* _Data entries_:
__________

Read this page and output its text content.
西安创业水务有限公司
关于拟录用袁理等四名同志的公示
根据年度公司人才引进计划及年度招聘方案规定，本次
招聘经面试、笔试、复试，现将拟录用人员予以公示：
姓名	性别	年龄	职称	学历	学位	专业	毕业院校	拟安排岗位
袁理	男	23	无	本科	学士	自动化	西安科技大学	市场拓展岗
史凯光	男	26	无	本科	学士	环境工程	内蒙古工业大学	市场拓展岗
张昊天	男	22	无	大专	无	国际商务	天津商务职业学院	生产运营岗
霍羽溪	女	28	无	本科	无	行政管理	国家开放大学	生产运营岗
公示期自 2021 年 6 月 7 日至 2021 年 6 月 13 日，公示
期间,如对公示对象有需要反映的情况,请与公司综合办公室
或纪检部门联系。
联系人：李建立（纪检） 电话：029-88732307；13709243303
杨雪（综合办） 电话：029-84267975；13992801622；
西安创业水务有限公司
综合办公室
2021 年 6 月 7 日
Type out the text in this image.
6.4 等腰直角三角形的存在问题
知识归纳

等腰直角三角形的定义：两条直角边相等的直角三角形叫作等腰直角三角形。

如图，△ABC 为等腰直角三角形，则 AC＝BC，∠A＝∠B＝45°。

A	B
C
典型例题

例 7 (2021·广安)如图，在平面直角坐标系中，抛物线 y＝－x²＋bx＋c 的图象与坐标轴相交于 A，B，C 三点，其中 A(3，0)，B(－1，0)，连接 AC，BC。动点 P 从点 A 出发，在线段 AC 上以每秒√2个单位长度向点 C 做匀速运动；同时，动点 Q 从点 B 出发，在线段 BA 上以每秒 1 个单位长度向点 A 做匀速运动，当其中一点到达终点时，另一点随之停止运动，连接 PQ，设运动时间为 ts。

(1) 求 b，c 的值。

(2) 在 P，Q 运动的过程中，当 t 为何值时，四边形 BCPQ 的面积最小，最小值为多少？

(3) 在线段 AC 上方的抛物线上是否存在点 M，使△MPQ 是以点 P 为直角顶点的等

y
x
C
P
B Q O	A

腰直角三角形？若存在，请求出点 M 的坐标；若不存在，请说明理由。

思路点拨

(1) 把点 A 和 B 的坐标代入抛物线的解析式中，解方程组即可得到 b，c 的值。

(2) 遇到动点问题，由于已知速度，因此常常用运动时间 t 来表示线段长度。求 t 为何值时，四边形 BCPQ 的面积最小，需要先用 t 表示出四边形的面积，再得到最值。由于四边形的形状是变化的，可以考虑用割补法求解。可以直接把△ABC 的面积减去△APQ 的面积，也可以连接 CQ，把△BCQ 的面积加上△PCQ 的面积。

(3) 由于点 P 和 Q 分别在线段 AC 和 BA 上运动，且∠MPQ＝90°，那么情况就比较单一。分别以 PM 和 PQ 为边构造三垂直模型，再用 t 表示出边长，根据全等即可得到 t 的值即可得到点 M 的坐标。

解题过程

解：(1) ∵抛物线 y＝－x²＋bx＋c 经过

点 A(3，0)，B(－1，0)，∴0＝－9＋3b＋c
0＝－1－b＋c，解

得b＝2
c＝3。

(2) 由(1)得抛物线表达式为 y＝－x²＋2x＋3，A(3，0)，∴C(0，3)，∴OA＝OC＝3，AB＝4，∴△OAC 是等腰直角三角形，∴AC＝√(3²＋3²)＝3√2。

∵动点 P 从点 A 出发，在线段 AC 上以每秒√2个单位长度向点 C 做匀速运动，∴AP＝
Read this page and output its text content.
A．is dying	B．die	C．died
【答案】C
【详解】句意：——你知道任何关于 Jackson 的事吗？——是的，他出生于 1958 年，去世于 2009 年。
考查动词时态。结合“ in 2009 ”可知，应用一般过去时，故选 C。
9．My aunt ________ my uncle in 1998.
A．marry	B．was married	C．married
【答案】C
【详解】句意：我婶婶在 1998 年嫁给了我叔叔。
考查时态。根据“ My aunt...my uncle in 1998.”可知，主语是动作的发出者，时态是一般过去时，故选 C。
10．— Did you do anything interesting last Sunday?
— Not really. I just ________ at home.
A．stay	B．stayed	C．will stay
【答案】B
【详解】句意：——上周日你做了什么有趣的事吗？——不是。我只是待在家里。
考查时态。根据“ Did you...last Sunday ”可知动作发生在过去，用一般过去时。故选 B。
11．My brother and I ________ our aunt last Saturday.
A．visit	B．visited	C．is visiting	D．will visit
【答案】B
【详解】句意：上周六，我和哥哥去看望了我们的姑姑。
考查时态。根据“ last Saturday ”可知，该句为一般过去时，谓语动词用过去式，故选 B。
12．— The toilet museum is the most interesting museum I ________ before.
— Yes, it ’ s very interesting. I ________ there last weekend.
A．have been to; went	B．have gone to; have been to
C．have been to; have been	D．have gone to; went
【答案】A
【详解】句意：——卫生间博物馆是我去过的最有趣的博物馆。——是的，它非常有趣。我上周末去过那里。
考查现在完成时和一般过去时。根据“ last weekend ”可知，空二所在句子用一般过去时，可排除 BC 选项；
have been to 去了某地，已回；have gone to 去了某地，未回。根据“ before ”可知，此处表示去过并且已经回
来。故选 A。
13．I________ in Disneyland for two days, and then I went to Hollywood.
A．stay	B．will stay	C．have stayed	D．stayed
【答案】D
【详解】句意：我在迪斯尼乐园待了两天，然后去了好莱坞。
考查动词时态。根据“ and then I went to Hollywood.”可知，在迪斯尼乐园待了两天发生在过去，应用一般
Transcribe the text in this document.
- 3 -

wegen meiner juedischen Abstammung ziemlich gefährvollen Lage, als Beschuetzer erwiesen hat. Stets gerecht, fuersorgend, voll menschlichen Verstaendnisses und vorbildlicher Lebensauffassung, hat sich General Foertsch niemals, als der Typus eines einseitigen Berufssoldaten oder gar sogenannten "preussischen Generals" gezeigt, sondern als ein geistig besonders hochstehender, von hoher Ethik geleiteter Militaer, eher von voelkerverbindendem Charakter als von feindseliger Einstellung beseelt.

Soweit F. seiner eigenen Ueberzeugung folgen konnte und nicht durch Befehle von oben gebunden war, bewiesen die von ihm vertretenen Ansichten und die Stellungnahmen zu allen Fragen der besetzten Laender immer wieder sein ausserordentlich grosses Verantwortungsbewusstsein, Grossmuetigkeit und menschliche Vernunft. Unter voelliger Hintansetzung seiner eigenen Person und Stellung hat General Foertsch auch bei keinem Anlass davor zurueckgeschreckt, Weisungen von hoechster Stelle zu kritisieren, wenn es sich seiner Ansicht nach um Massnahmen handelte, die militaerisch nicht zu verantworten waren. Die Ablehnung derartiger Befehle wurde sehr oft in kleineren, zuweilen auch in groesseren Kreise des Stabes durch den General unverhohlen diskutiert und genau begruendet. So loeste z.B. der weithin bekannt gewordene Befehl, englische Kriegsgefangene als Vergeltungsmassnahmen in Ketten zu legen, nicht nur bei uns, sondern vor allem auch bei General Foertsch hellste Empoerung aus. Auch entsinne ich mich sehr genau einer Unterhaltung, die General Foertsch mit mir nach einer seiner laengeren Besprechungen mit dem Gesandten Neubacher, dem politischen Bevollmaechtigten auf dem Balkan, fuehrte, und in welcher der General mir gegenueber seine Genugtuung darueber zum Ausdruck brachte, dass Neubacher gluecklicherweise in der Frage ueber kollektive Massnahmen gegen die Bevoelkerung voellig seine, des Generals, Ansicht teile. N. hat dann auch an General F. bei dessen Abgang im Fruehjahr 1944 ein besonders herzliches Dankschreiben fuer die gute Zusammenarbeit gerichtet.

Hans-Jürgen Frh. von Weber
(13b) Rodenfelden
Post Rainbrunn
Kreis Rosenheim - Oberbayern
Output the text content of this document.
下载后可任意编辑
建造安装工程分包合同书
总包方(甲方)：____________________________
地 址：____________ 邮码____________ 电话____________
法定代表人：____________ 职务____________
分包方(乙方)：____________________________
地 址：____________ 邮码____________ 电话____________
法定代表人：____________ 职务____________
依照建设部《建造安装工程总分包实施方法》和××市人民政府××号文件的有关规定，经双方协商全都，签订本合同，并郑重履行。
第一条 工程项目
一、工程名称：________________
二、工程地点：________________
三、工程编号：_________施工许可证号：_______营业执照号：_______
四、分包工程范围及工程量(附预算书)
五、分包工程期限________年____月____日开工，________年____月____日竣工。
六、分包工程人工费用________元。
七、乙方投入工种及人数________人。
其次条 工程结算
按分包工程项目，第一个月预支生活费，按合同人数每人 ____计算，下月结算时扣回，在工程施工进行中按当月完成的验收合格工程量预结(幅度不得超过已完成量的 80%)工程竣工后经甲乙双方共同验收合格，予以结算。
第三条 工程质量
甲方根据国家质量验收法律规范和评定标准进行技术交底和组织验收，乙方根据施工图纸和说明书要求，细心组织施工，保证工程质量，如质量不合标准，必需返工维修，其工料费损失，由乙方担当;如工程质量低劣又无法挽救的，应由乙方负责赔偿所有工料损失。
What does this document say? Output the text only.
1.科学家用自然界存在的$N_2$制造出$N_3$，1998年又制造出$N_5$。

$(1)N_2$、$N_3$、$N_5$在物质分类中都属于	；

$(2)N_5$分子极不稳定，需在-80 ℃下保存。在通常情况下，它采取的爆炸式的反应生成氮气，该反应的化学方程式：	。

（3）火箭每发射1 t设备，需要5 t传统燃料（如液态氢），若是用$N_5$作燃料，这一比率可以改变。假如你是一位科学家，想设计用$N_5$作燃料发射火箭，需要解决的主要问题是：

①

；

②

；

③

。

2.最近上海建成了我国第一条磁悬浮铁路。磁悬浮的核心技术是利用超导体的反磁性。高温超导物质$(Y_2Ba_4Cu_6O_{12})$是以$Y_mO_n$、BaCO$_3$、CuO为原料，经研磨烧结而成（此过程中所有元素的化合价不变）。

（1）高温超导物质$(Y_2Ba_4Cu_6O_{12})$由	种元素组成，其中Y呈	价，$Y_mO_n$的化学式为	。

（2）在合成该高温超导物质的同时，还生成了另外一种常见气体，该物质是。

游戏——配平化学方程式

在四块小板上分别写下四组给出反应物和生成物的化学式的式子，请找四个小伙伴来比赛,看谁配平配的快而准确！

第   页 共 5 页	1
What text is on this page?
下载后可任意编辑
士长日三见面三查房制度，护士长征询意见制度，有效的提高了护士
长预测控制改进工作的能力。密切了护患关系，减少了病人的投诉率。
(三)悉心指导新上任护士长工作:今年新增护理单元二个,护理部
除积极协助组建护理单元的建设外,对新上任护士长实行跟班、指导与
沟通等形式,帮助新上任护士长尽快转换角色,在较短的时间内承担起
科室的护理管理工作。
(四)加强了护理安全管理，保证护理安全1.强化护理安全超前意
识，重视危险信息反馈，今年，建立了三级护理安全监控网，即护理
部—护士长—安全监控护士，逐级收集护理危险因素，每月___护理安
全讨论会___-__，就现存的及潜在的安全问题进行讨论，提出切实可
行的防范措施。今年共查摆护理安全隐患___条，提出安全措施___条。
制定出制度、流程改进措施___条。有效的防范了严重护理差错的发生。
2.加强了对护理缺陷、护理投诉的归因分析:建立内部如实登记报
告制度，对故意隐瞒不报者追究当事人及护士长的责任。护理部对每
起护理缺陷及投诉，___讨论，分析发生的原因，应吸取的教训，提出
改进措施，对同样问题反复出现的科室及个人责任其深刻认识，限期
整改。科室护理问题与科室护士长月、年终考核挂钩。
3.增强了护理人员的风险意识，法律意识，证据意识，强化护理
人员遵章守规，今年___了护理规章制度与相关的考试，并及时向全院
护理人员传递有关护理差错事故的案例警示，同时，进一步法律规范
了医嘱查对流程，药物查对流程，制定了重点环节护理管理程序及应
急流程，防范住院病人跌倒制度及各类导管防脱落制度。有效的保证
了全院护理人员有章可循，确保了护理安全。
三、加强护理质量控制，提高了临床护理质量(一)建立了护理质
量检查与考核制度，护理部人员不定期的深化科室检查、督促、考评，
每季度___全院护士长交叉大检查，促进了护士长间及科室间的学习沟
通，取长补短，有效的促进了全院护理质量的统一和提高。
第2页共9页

__________

* _Required task_: The lines to reproduce run from the one that contains "Output the text content of this document." through the last line above; copy them exactly.

* _Answer in full_:
Output the text content of this document.
下载后可任意编辑
建造安装工程分包合同书
总包方(甲方)：____________________________
地 址：____________ 邮码____________ 电话____________
法定代表人：____________ 职务____________
分包方(乙方)：____________________________
地 址：____________ 邮码____________ 电话____________
法定代表人：____________ 职务____________
依照建设部《建造安装工程总分包实施方法》和××市人民政府××号文件的有关规定，经双方协商全都，签订本合同，并郑重履行。
第一条 工程项目
一、工程名称：________________
二、工程地点：________________
三、工程编号：_________施工许可证号：_______营业执照号：_______
四、分包工程范围及工程量(附预算书)
五、分包工程期限________年____月____日开工，________年____月____日竣工。
六、分包工程人工费用________元。
七、乙方投入工种及人数________人。
其次条 工程结算
按分包工程项目，第一个月预支生活费，按合同人数每人 ____计算，下月结算时扣回，在工程施工进行中按当月完成的验收合格工程量预结(幅度不得超过已完成量的 80%)工程竣工后经甲乙双方共同验收合格，予以结算。
第三条 工程质量
甲方根据国家质量验收法律规范和评定标准进行技术交底和组织验收，乙方根据施工图纸和说明书要求，细心组织施工，保证工程质量，如质量不合标准，必需返工维修，其工料费损失，由乙方担当;如工程质量低劣又无法挽救的，应由乙方负责赔偿所有工料损失。
What does this document say? Output the text only.
1.科学家用自然界存在的$N_2$制造出$N_3$，1998年又制造出$N_5$。

$(1)N_2$、$N_3$、$N_5$在物质分类中都属于	；

$(2)N_5$分子极不稳定，需在-80 ℃下保存。在通常情况下，它采取的爆炸式的反应生成氮气，该反应的化学方程式：	。

（3）火箭每发射1 t设备，需要5 t传统燃料（如液态氢），若是用$N_5$作燃料，这一比率可以改变。假如你是一位科学家，想设计用$N_5$作燃料发射火箭，需要解决的主要问题是：

①

；

②

；

③

。

2.最近上海建成了我国第一条磁悬浮铁路。磁悬浮的核心技术是利用超导体的反磁性。高温超导物质$(Y_2Ba_4Cu_6O_{12})$是以$Y_mO_n$、BaCO$_3$、CuO为原料，经研磨烧结而成（此过程中所有元素的化合价不变）。

（1）高温超导物质$(Y_2Ba_4Cu_6O_{12})$由	种元素组成，其中Y呈	价，$Y_mO_n$的化学式为	。

（2）在合成该高温超导物质的同时，还生成了另外一种常见气体，该物质是。

游戏——配平化学方程式

在四块小板上分别写下四组给出反应物和生成物的化学式的式子，请找四个小伙伴来比赛,看谁配平配的快而准确！

第   页 共 5 页	1
What text is on this page?
下载后可任意编辑
士长日三见面三查房制度，护士长征询意见制度，有效的提高了护士
长预测控制改进工作的能力。密切了护患关系，减少了病人的投诉率。
(三)悉心指导新上任护士长工作:今年新增护理单元二个,护理部
除积极协助组建护理单元的建设外,对新上任护士长实行跟班、指导与
沟通等形式,帮助新上任护士长尽快转换角色,在较短的时间内承担起
科室的护理管理工作。
(四)加强了护理安全管理，保证护理安全1.强化护理安全超前意
识，重视危险信息反馈，今年，建立了三级护理安全监控网，即护理
部—护士长—安全监控护士，逐级收集护理危险因素，每月___护理安
全讨论会___-__，就现存的及潜在的安全问题进行讨论，提出切实可
行的防范措施。今年共查摆护理安全隐患___条，提出安全措施___条。
制定出制度、流程改进措施___条。有效的防范了严重护理差错的发生。
2.加强了对护理缺陷、护理投诉的归因分析:建立内部如实登记报
告制度，对故意隐瞒不报者追究当事人及护士长的责任。护理部对每
起护理缺陷及投诉，___讨论，分析发生的原因，应吸取的教训，提出
改进措施，对同样问题反复出现的科室及个人责任其深刻认识，限期
整改。科室护理问题与科室护士长月、年终考核挂钩。
3.增强了护理人员的风险意识，法律意识，证据意识，强化护理
人员遵章守规，今年___了护理规章制度与相关的考试，并及时向全院
护理人员传递有关护理差错事故的案例警示，同时，进一步法律规范
了医嘱查对流程，药物查对流程，制定了重点环节护理管理程序及应
急流程，防范住院病人跌倒制度及各类导管防脱落制度。有效的保证
了全院护理人员有章可循，确保了护理安全。
三、加强护理质量控制，提高了临床护理质量(一)建立了护理质
量检查与考核制度，护理部人员不定期的深化科室检查、督促、考评，
每季度___全院护士长交叉大检查，促进了护士长间及科室间的学习沟
通，取长补短，有效的促进了全院护理质量的统一和提高。
第2页共9页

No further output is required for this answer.